**SHORT TASK**
Copy every line of the listing that holds the string "spelling".

**EXERCISE MATERIALS**
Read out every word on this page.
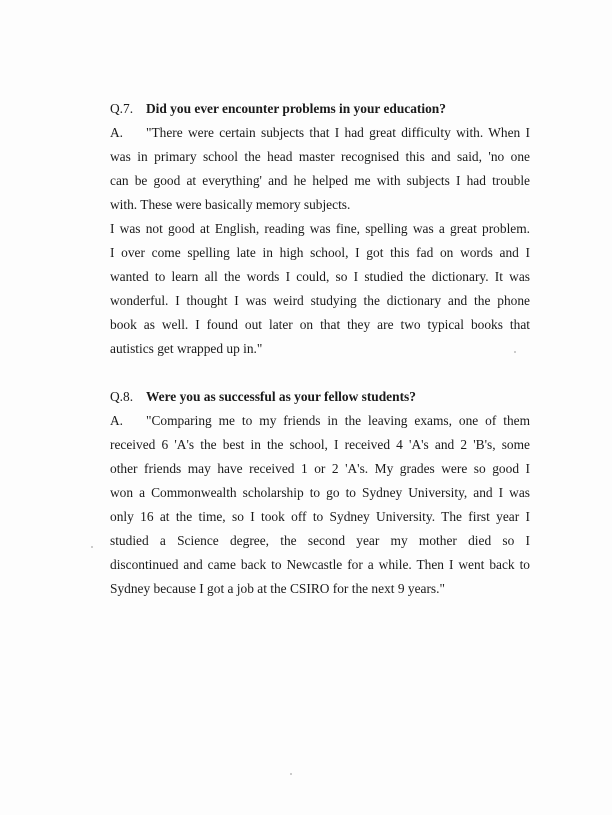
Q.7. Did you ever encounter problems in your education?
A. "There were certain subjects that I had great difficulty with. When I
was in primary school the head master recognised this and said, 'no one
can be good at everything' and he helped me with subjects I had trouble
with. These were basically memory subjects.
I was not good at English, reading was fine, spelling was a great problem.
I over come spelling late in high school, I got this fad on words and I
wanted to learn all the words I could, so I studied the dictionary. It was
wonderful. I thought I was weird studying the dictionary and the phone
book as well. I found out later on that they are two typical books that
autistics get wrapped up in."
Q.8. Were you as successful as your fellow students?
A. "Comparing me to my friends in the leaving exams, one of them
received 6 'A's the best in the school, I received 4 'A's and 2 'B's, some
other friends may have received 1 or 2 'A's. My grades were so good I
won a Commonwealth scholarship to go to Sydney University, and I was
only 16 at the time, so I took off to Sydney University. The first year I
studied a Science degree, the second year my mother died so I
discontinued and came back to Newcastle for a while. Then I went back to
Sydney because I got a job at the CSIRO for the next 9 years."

--

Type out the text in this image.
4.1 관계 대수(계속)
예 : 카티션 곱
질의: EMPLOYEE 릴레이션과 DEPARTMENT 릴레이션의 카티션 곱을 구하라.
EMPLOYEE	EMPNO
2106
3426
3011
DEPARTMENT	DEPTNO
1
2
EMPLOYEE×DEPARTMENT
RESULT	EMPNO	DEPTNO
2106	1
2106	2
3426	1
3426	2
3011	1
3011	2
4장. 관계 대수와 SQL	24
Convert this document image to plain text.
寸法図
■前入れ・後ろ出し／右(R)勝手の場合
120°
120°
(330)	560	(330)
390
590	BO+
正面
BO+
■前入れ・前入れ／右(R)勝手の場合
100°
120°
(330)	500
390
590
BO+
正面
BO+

**RESPONSE TO THIS TASK**
I was not good at English, reading was fine, spelling was a great problem.
I over come spelling late in high school, I got this fad on words and I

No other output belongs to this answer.